BEGIN

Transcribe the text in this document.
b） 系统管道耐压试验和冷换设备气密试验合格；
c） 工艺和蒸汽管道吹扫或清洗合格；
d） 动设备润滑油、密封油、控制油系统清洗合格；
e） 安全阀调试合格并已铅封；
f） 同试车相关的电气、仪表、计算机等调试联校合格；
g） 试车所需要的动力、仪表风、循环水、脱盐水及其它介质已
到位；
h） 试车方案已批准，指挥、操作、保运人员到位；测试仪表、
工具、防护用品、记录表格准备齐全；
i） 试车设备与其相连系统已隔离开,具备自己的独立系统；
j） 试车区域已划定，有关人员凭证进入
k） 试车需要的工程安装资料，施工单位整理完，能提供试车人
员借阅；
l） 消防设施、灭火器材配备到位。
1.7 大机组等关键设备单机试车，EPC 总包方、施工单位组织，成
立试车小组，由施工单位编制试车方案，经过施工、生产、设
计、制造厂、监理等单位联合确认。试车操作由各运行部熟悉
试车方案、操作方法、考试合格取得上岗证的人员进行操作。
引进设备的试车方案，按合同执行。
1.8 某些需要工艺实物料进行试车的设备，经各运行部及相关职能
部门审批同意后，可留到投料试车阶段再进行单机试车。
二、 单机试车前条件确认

END

* THE TASK
Reproduce the full listing word for word.

* SOLUTION FOR THIS TASK
Transcribe the text in this document.
b） 系统管道耐压试验和冷换设备气密试验合格；
c） 工艺和蒸汽管道吹扫或清洗合格；
d） 动设备润滑油、密封油、控制油系统清洗合格；
e） 安全阀调试合格并已铅封；
f） 同试车相关的电气、仪表、计算机等调试联校合格；
g） 试车所需要的动力、仪表风、循环水、脱盐水及其它介质已
到位；
h） 试车方案已批准，指挥、操作、保运人员到位；测试仪表、
工具、防护用品、记录表格准备齐全；
i） 试车设备与其相连系统已隔离开,具备自己的独立系统；
j） 试车区域已划定，有关人员凭证进入
k） 试车需要的工程安装资料，施工单位整理完，能提供试车人
员借阅；
l） 消防设施、灭火器材配备到位。
1.7 大机组等关键设备单机试车，EPC 总包方、施工单位组织，成
立试车小组，由施工单位编制试车方案，经过施工、生产、设
计、制造厂、监理等单位联合确认。试车操作由各运行部熟悉
试车方案、操作方法、考试合格取得上岗证的人员进行操作。
引进设备的试车方案，按合同执行。
1.8 某些需要工艺实物料进行试车的设备，经各运行部及相关职能
部门审批同意后，可留到投料试车阶段再进行单机试车。
二、 单机试车前条件确认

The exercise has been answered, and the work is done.